(Saved data entries)
= = = = =
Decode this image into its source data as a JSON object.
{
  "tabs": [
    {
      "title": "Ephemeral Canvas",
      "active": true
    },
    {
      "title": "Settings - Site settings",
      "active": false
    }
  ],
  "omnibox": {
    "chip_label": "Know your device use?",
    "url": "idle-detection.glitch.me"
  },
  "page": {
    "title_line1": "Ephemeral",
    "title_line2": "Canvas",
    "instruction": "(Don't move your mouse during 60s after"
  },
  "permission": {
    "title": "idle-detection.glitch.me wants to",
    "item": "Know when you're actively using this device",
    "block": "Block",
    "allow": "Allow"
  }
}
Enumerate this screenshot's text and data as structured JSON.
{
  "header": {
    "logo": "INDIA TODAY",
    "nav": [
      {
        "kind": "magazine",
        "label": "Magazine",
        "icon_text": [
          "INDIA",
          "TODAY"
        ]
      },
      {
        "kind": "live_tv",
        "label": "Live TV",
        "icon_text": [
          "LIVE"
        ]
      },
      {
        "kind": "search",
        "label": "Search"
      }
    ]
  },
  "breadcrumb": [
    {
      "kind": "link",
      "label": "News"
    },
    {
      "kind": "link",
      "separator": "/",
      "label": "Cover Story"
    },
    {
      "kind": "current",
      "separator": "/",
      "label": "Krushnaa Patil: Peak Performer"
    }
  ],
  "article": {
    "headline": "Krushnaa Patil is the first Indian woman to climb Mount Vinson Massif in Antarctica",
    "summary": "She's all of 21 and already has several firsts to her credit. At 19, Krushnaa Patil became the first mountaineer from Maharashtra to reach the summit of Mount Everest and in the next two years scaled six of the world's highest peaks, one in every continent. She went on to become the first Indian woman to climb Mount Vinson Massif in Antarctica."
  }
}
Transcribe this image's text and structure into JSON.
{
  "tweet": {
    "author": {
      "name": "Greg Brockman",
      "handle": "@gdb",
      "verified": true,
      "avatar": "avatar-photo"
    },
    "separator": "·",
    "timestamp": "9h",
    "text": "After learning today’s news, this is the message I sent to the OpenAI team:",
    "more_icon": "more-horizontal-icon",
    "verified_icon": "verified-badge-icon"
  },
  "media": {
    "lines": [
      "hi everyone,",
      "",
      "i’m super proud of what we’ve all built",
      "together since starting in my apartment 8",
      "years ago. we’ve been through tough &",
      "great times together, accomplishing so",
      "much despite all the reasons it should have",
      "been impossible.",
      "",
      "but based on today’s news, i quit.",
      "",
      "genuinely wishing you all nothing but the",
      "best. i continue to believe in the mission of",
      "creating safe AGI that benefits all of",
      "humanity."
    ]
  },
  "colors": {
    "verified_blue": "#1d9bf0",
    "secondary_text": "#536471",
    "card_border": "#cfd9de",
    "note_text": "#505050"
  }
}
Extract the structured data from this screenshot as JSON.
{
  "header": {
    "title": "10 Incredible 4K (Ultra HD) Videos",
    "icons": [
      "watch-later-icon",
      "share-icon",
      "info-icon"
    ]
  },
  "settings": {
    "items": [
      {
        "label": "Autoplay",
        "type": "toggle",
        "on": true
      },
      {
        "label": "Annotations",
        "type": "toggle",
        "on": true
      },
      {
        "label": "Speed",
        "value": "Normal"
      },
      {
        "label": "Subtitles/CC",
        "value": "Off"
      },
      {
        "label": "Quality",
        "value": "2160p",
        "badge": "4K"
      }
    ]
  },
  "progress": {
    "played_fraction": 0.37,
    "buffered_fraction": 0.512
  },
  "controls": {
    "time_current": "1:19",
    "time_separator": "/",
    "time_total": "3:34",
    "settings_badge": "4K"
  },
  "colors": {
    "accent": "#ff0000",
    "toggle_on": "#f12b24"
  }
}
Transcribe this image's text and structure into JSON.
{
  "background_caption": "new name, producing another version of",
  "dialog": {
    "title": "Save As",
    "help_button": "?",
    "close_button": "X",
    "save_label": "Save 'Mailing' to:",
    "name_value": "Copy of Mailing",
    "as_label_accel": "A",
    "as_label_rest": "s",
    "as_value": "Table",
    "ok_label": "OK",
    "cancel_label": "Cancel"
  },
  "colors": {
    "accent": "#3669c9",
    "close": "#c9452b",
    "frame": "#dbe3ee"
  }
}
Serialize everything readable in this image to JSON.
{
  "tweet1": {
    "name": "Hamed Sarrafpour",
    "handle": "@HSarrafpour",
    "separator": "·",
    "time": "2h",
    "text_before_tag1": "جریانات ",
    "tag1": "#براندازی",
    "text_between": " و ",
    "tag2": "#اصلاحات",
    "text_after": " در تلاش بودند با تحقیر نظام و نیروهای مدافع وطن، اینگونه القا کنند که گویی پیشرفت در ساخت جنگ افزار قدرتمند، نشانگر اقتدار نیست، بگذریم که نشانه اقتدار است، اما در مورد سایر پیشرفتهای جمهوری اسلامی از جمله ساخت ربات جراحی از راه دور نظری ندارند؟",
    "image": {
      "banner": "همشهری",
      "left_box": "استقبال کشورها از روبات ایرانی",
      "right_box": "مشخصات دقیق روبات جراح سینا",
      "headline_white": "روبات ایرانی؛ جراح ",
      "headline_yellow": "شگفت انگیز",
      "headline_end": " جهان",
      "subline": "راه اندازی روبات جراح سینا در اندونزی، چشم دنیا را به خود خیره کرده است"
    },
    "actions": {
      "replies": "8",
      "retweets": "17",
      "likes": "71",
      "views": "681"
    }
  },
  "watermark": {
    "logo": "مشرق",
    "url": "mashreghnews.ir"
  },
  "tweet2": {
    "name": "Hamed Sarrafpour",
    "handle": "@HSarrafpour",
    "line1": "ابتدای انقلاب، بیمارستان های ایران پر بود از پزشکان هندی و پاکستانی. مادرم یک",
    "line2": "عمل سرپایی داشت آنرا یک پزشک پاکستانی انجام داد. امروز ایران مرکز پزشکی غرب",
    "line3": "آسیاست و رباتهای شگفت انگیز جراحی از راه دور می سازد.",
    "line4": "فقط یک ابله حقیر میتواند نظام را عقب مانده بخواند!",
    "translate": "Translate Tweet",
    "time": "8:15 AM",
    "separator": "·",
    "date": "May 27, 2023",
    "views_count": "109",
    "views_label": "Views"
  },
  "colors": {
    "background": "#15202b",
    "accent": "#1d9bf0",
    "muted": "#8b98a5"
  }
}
= = = = =
§ **What the task requires**: Extract each line from the listing above, please, and repeat it exactly.

§ **Exercise answer**:
Decode this image into its source data as a JSON object.
{
  "tabs": [
    {
      "title": "Ephemeral Canvas",
      "active": true
    },
    {
      "title": "Settings - Site settings",
      "active": false
    }
  ],
  "omnibox": {
    "chip_label": "Know your device use?",
    "url": "idle-detection.glitch.me"
  },
  "page": {
    "title_line1": "Ephemeral",
    "title_line2": "Canvas",
    "instruction": "(Don't move your mouse during 60s after"
  },
  "permission": {
    "title": "idle-detection.glitch.me wants to",
    "item": "Know when you're actively using this device",
    "block": "Block",
    "allow": "Allow"
  }
}
Enumerate this screenshot's text and data as structured JSON.
{
  "header": {
    "logo": "INDIA TODAY",
    "nav": [
      {
        "kind": "magazine",
        "label": "Magazine",
        "icon_text": [
          "INDIA",
          "TODAY"
        ]
      },
      {
        "kind": "live_tv",
        "label": "Live TV",
        "icon_text": [
          "LIVE"
        ]
      },
      {
        "kind": "search",
        "label": "Search"
      }
    ]
  },
  "breadcrumb": [
    {
      "kind": "link",
      "label": "News"
    },
    {
      "kind": "link",
      "separator": "/",
      "label": "Cover Story"
    },
    {
      "kind": "current",
      "separator": "/",
      "label": "Krushnaa Patil: Peak Performer"
    }
  ],
  "article": {
    "headline": "Krushnaa Patil is the first Indian woman to climb Mount Vinson Massif in Antarctica",
    "summary": "She's all of 21 and already has several firsts to her credit. At 19, Krushnaa Patil became the first mountaineer from Maharashtra to reach the summit of Mount Everest and in the next two years scaled six of the world's highest peaks, one in every continent. She went on to become the first Indian woman to climb Mount Vinson Massif in Antarctica."
  }
}
Transcribe this image's text and structure into JSON.
{
  "tweet": {
    "author": {
      "name": "Greg Brockman",
      "handle": "@gdb",
      "verified": true,
      "avatar": "avatar-photo"
    },
    "separator": "·",
    "timestamp": "9h",
    "text": "After learning today’s news, this is the message I sent to the OpenAI team:",
    "more_icon": "more-horizontal-icon",
    "verified_icon": "verified-badge-icon"
  },
  "media": {
    "lines": [
      "hi everyone,",
      "",
      "i’m super proud of what we’ve all built",
      "together since starting in my apartment 8",
      "years ago. we’ve been through tough &",
      "great times together, accomplishing so",
      "much despite all the reasons it should have",
      "been impossible.",
      "",
      "but based on today’s news, i quit.",
      "",
      "genuinely wishing you all nothing but the",
      "best. i continue to believe in the mission of",
      "creating safe AGI that benefits all of",
      "humanity."
    ]
  },
  "colors": {
    "verified_blue": "#1d9bf0",
    "secondary_text": "#536471",
    "card_border": "#cfd9de",
    "note_text": "#505050"
  }
}
Extract the structured data from this screenshot as JSON.
{
  "header": {
    "title": "10 Incredible 4K (Ultra HD) Videos",
    "icons": [
      "watch-later-icon",
      "share-icon",
      "info-icon"
    ]
  },
  "settings": {
    "items": [
      {
        "label": "Autoplay",
        "type": "toggle",
        "on": true
      },
      {
        "label": "Annotations",
        "type": "toggle",
        "on": true
      },
      {
        "label": "Speed",
        "value": "Normal"
      },
      {
        "label": "Subtitles/CC",
        "value": "Off"
      },
      {
        "label": "Quality",
        "value": "2160p",
        "badge": "4K"
      }
    ]
  },
  "progress": {
    "played_fraction": 0.37,
    "buffered_fraction": 0.512
  },
  "controls": {
    "time_current": "1:19",
    "time_separator": "/",
    "time_total": "3:34",
    "settings_badge": "4K"
  },
  "colors": {
    "accent": "#ff0000",
    "toggle_on": "#f12b24"
  }
}
Transcribe this image's text and structure into JSON.
{
  "background_caption": "new name, producing another version of",
  "dialog": {
    "title": "Save As",
    "help_button": "?",
    "close_button": "X",
    "save_label": "Save 'Mailing' to:",
    "name_value": "Copy of Mailing",
    "as_label_accel": "A",
    "as_label_rest": "s",
    "as_value": "Table",
    "ok_label": "OK",
    "cancel_label": "Cancel"
  },
  "colors": {
    "accent": "#3669c9",
    "close": "#c9452b",
    "frame": "#dbe3ee"
  }
}
Serialize everything readable in this image to JSON.
{
  "tweet1": {
    "name": "Hamed Sarrafpour",
    "handle": "@HSarrafpour",
    "separator": "·",
    "time": "2h",
    "text_before_tag1": "جریانات ",
    "tag1": "#براندازی",
    "text_between": " و ",
    "tag2": "#اصلاحات",
    "text_after": " در تلاش بودند با تحقیر نظام و نیروهای مدافع وطن، اینگونه القا کنند که گویی پیشرفت در ساخت جنگ افزار قدرتمند، نشانگر اقتدار نیست، بگذریم که نشانه اقتدار است، اما در مورد سایر پیشرفتهای جمهوری اسلامی از جمله ساخت ربات جراحی از راه دور نظری ندارند؟",
    "image": {
      "banner": "همشهری",
      "left_box": "استقبال کشورها از روبات ایرانی",
      "right_box": "مشخصات دقیق روبات جراح سینا",
      "headline_white": "روبات ایرانی؛ جراح ",
      "headline_yellow": "شگفت انگیز",
      "headline_end": " جهان",
      "subline": "راه اندازی روبات جراح سینا در اندونزی، چشم دنیا را به خود خیره کرده است"
    },
    "actions": {
      "replies": "8",
      "retweets": "17",
      "likes": "71",
      "views": "681"
    }
  },
  "watermark": {
    "logo": "مشرق",
    "url": "mashreghnews.ir"
  },
  "tweet2": {
    "name": "Hamed Sarrafpour",
    "handle": "@HSarrafpour",
    "line1": "ابتدای انقلاب، بیمارستان های ایران پر بود از پزشکان هندی و پاکستانی. مادرم یک",
    "line2": "عمل سرپایی داشت آنرا یک پزشک پاکستانی انجام داد. امروز ایران مرکز پزشکی غرب",
    "line3": "آسیاست و رباتهای شگفت انگیز جراحی از راه دور می سازد.",
    "line4": "فقط یک ابله حقیر میتواند نظام را عقب مانده بخواند!",
    "translate": "Translate Tweet",
    "time": "8:15 AM",
    "separator": "·",
    "date": "May 27, 2023",
    "views_count": "109",
    "views_label": "Views"
  },
  "colors": {
    "background": "#15202b",
    "accent": "#1d9bf0",
    "muted": "#8b98a5"
  }
}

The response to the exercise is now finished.